TASK REQUIREMENTS: Among these lines, how many include "sumus"? Answer only with the number.

RECORD LIST:
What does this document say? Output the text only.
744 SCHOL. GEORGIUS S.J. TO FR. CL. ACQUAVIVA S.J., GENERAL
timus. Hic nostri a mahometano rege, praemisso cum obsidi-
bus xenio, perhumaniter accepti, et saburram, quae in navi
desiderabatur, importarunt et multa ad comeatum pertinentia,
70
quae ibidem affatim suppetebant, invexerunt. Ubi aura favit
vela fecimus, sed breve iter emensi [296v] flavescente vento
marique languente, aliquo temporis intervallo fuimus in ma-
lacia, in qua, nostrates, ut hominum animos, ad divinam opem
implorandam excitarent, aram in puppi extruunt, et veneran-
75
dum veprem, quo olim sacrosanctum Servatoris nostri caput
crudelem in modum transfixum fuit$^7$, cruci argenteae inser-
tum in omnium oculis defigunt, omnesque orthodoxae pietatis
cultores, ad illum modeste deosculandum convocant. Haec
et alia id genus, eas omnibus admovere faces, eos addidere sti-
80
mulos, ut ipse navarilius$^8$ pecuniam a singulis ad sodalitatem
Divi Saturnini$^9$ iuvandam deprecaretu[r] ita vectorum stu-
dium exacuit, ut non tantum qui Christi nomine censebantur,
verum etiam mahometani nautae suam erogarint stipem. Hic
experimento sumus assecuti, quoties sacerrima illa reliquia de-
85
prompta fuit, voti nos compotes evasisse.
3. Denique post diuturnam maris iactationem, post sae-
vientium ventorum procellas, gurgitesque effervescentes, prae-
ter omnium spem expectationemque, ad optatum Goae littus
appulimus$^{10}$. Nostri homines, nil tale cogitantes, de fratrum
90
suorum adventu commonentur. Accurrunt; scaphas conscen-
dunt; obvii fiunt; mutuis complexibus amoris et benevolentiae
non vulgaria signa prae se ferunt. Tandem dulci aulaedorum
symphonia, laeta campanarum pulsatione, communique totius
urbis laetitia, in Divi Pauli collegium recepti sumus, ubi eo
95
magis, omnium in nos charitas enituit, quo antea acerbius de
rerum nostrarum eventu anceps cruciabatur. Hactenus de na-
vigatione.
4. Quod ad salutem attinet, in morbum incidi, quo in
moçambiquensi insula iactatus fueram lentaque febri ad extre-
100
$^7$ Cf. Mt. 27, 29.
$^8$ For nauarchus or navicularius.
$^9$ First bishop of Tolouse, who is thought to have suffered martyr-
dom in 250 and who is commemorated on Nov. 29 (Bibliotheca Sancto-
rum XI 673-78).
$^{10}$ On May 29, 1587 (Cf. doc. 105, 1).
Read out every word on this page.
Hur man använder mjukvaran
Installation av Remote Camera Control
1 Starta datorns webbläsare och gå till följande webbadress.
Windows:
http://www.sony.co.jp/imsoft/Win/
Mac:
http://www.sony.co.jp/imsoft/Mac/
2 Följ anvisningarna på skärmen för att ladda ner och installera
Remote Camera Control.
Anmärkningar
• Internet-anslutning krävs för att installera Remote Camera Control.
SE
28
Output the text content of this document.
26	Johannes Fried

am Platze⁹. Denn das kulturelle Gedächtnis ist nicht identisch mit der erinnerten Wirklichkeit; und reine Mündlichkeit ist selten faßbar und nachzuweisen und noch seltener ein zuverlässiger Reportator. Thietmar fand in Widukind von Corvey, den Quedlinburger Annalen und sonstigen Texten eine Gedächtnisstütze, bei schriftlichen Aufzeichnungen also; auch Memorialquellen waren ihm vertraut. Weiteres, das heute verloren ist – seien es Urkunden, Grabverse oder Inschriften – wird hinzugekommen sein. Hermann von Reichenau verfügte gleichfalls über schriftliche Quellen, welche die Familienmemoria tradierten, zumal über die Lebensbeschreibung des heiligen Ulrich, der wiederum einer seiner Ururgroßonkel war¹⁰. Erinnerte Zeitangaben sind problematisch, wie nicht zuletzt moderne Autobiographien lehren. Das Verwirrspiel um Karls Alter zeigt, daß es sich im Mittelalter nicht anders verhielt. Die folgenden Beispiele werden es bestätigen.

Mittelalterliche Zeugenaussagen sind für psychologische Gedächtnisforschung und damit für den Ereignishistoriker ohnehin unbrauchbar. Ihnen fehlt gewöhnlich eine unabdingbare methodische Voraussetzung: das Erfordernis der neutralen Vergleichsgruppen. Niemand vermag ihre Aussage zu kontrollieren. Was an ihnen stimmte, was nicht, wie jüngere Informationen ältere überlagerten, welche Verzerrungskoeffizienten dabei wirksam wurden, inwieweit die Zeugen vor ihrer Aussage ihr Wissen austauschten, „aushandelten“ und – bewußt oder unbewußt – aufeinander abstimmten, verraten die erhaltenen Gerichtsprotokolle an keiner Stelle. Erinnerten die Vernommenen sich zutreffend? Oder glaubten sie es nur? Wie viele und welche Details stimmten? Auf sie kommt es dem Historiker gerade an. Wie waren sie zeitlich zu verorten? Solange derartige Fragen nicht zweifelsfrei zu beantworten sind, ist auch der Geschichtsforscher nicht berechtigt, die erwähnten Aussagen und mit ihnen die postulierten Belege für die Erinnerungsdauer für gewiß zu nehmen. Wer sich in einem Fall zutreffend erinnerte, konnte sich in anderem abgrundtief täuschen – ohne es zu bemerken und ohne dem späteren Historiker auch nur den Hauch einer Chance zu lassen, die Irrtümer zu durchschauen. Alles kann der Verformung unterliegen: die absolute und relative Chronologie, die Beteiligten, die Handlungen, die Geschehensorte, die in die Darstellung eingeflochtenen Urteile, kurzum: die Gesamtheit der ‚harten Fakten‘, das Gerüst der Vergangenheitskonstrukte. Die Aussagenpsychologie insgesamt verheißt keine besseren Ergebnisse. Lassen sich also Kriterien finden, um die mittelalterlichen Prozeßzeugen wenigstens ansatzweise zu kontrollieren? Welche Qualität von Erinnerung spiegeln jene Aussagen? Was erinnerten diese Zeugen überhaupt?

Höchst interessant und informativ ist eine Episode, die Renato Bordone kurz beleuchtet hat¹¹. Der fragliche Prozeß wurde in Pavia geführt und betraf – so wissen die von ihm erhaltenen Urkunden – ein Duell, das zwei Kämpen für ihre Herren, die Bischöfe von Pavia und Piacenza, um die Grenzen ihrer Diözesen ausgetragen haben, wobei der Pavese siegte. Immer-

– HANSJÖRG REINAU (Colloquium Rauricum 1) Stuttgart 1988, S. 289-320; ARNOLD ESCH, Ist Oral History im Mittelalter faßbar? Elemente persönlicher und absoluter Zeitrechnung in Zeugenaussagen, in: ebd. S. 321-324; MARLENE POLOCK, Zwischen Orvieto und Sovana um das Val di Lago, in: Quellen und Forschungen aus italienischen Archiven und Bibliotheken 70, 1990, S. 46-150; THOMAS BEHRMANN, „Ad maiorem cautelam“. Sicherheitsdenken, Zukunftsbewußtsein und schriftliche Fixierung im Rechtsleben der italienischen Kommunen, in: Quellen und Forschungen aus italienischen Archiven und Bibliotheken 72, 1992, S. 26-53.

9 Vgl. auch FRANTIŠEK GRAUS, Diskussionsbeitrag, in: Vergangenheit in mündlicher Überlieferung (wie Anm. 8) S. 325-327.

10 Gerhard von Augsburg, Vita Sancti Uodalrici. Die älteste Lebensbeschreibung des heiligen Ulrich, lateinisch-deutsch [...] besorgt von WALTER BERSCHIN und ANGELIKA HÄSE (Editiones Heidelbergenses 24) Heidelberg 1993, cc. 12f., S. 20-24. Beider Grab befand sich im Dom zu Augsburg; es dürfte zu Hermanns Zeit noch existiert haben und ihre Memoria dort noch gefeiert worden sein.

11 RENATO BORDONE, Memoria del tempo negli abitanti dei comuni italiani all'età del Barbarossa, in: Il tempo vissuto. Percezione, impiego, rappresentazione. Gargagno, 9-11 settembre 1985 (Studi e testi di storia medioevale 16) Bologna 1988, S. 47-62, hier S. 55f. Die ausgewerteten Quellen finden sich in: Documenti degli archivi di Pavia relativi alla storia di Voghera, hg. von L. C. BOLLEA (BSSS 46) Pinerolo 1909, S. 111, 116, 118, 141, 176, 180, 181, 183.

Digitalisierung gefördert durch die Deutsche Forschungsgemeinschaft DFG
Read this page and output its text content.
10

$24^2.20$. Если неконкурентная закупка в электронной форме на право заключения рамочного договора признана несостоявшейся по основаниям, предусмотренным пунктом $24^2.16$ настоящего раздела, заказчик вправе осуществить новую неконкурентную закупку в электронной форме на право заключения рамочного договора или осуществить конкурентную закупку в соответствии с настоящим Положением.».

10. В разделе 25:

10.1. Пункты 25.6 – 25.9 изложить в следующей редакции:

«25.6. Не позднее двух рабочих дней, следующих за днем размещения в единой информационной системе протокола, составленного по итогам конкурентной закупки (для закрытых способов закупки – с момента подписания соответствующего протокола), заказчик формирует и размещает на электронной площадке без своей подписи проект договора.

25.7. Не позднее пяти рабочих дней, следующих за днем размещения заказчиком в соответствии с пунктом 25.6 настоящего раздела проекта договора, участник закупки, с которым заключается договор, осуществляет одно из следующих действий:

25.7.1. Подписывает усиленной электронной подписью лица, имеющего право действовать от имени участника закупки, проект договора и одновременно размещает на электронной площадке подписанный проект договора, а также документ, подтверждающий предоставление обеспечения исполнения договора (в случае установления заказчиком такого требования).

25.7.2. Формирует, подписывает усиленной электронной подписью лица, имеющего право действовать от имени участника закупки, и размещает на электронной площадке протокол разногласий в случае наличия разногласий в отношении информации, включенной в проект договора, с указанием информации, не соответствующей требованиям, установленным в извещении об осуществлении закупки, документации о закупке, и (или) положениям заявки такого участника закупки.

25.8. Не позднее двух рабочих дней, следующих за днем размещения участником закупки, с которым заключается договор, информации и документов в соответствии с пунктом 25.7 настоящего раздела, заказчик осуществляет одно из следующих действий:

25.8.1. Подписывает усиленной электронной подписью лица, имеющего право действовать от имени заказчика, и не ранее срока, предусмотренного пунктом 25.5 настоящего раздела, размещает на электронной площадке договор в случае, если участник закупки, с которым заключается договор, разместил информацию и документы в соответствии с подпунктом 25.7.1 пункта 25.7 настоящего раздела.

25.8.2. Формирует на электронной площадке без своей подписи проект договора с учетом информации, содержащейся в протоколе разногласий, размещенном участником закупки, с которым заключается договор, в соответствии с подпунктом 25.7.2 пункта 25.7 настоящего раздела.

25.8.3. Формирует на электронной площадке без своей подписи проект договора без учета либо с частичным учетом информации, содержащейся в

OUTPUT BELOW: 2